■ **Lines of data**:
==========

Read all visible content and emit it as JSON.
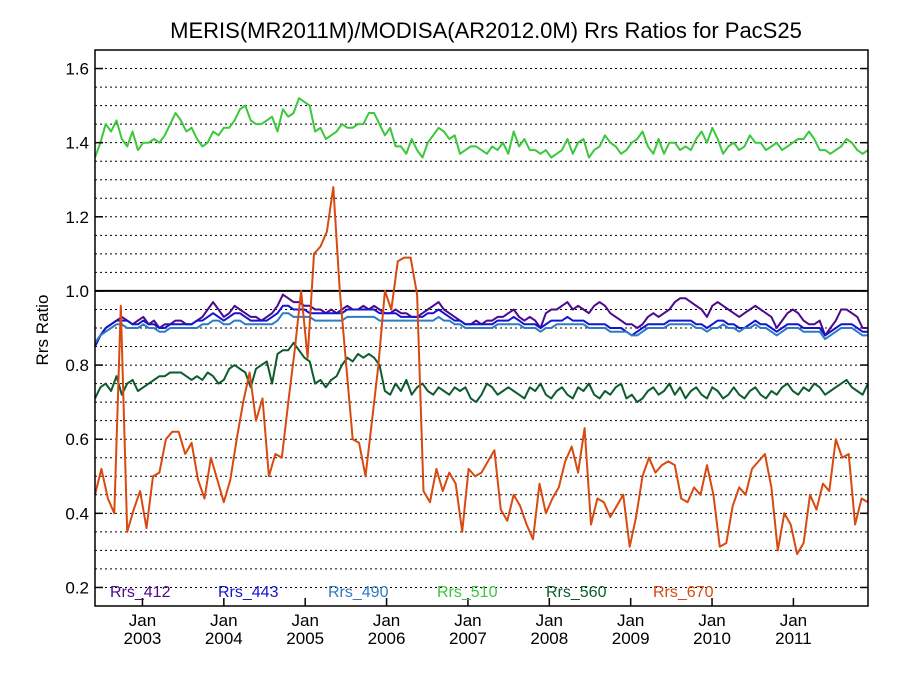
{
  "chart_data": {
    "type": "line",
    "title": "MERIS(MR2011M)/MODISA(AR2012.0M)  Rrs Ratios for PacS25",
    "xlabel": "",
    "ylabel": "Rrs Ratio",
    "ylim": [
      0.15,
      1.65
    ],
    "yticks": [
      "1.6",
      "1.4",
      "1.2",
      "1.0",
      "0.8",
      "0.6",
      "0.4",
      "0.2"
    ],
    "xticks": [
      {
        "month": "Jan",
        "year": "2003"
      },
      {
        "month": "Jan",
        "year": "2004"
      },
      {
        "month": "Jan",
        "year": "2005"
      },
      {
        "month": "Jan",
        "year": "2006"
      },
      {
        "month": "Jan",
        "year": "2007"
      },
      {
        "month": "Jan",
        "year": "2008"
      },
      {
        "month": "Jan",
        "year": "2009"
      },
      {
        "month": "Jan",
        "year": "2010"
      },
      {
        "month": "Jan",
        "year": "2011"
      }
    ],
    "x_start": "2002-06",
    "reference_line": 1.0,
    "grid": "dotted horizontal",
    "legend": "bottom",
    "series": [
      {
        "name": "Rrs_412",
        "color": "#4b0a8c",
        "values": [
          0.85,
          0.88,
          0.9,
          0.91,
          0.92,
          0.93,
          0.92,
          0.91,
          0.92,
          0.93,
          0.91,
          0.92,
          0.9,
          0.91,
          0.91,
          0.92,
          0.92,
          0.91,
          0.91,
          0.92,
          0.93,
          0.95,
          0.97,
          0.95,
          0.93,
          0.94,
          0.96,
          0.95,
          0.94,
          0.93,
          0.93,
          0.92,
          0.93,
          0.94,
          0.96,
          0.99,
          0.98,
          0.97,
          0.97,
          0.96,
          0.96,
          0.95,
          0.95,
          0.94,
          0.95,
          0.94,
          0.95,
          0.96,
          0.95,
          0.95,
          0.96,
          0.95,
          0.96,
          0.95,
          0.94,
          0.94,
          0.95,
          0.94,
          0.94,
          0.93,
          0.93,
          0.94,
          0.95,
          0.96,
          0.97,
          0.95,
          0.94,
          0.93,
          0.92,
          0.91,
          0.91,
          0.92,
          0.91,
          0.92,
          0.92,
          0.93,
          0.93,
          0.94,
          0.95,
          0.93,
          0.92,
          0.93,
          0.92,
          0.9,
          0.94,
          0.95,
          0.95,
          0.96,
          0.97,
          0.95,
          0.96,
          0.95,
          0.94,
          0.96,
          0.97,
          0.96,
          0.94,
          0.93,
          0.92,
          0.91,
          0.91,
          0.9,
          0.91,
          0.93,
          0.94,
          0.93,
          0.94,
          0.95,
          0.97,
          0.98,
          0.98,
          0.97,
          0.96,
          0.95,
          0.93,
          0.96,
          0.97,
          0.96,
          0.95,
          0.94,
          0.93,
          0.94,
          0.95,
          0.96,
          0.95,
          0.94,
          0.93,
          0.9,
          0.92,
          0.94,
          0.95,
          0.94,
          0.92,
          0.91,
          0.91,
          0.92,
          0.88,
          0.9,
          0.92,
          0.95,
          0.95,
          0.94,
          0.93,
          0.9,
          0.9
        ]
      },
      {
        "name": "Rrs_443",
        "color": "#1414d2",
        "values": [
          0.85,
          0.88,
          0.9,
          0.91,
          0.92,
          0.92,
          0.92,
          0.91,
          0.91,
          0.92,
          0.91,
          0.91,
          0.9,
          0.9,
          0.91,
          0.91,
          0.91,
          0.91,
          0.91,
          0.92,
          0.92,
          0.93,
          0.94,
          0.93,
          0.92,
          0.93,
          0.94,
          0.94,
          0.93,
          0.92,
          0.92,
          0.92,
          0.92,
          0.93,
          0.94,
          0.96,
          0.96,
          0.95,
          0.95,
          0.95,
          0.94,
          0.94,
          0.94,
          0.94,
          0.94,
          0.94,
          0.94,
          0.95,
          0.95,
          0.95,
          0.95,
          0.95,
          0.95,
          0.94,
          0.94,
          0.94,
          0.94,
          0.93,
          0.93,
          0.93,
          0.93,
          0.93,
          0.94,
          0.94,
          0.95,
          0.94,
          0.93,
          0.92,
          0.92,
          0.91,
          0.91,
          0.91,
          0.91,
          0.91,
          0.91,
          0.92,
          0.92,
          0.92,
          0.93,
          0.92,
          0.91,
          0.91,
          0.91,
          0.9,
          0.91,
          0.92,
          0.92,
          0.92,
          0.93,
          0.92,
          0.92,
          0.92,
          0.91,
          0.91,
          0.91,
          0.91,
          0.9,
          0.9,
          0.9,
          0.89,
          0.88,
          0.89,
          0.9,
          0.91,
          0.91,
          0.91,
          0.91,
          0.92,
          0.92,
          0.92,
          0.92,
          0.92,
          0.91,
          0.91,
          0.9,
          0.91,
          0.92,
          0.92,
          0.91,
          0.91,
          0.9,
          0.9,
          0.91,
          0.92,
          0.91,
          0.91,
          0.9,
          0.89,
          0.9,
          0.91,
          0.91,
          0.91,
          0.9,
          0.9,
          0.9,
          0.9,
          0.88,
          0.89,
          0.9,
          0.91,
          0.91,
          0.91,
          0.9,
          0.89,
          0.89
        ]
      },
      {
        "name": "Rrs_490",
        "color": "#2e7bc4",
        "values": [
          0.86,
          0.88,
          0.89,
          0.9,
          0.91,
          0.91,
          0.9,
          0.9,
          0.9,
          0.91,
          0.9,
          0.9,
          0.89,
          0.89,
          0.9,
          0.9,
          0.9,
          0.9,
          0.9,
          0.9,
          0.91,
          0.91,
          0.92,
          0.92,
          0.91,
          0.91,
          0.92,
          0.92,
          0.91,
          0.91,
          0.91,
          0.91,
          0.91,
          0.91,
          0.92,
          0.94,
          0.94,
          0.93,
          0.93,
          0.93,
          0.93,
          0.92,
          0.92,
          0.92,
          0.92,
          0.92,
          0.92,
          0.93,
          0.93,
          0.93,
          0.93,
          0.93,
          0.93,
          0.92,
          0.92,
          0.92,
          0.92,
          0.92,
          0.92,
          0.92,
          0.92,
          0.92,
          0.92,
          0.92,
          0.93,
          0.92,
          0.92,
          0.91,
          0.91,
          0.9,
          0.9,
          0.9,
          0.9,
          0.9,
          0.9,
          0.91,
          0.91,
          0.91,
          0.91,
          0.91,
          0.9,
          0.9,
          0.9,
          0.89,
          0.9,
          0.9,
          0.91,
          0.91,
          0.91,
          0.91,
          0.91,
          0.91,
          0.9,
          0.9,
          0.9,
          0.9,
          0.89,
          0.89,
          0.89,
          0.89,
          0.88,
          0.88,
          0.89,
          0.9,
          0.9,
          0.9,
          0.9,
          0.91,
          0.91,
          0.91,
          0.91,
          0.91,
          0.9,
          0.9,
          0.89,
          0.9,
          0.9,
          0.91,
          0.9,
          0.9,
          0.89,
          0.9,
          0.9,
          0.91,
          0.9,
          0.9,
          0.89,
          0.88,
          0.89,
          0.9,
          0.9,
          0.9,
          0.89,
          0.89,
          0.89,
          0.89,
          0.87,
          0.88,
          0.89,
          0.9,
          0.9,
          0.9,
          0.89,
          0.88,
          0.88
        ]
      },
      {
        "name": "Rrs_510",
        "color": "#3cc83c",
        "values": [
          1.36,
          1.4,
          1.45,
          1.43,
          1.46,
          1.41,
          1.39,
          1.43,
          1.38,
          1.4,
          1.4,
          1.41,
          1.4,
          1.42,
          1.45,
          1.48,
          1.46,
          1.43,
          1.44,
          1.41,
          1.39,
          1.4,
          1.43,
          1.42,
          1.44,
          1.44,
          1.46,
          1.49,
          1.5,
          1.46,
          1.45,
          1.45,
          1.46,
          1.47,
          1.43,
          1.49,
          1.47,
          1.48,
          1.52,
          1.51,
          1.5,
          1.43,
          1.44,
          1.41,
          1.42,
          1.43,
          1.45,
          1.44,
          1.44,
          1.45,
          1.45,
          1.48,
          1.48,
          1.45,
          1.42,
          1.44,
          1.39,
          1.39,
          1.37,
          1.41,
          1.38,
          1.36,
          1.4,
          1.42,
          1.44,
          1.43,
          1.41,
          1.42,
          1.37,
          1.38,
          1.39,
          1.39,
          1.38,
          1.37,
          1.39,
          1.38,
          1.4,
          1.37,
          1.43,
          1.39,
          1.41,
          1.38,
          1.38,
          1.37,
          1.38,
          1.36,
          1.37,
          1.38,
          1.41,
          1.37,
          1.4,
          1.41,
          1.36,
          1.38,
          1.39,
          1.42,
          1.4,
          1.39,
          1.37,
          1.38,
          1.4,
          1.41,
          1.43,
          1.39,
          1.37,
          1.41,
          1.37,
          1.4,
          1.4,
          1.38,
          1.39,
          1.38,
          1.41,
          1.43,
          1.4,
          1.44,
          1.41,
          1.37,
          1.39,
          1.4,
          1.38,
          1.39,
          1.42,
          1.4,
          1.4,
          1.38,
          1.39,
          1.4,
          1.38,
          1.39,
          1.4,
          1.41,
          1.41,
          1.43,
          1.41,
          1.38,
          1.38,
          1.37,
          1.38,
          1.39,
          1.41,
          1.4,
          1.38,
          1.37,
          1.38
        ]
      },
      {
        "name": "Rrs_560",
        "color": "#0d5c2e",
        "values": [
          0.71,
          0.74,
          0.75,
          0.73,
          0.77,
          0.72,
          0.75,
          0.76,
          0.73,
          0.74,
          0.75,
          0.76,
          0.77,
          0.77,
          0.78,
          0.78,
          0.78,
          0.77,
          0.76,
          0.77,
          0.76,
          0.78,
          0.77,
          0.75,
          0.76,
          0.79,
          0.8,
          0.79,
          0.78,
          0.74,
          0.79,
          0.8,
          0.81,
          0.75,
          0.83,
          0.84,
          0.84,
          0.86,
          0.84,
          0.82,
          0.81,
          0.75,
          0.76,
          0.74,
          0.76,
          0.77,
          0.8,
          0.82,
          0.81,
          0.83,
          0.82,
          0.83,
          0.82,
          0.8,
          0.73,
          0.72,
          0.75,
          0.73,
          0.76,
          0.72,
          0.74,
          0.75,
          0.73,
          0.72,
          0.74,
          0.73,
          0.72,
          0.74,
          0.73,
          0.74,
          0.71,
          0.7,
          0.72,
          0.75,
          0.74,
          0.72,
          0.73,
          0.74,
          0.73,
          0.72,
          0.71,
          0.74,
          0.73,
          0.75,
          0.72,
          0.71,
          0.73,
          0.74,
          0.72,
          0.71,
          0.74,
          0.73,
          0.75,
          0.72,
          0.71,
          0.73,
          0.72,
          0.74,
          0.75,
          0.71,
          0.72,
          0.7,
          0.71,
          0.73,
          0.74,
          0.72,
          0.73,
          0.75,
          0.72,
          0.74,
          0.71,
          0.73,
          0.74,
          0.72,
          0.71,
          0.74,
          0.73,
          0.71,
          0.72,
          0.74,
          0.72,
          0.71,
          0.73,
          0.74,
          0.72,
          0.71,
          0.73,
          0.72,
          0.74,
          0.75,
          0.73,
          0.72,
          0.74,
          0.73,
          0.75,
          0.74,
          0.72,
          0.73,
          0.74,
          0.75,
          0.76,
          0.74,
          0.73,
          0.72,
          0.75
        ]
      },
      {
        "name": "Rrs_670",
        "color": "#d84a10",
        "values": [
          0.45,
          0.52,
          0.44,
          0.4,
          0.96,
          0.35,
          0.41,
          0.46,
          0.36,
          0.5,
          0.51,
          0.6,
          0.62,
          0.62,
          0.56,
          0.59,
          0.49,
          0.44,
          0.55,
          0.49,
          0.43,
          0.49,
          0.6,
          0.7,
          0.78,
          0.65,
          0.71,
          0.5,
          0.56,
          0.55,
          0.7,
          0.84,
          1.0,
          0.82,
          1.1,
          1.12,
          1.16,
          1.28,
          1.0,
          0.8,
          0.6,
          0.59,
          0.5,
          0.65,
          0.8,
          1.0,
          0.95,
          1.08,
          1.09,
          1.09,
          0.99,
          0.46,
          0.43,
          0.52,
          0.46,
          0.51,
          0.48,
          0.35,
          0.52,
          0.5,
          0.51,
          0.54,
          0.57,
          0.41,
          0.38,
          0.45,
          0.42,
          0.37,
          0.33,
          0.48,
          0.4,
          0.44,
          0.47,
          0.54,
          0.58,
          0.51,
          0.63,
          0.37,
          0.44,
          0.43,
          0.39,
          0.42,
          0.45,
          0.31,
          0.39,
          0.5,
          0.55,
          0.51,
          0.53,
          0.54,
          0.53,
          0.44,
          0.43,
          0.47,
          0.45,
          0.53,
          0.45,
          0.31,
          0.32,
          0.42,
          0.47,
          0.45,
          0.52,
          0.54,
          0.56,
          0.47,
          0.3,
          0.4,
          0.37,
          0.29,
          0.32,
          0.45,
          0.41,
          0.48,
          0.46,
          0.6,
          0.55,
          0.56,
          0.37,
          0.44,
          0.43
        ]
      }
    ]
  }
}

==========

■ **TO DO**: In the records above, how many lines contain the string "year"? State that number only.

■ **ANSWER TO THE TASK**: 9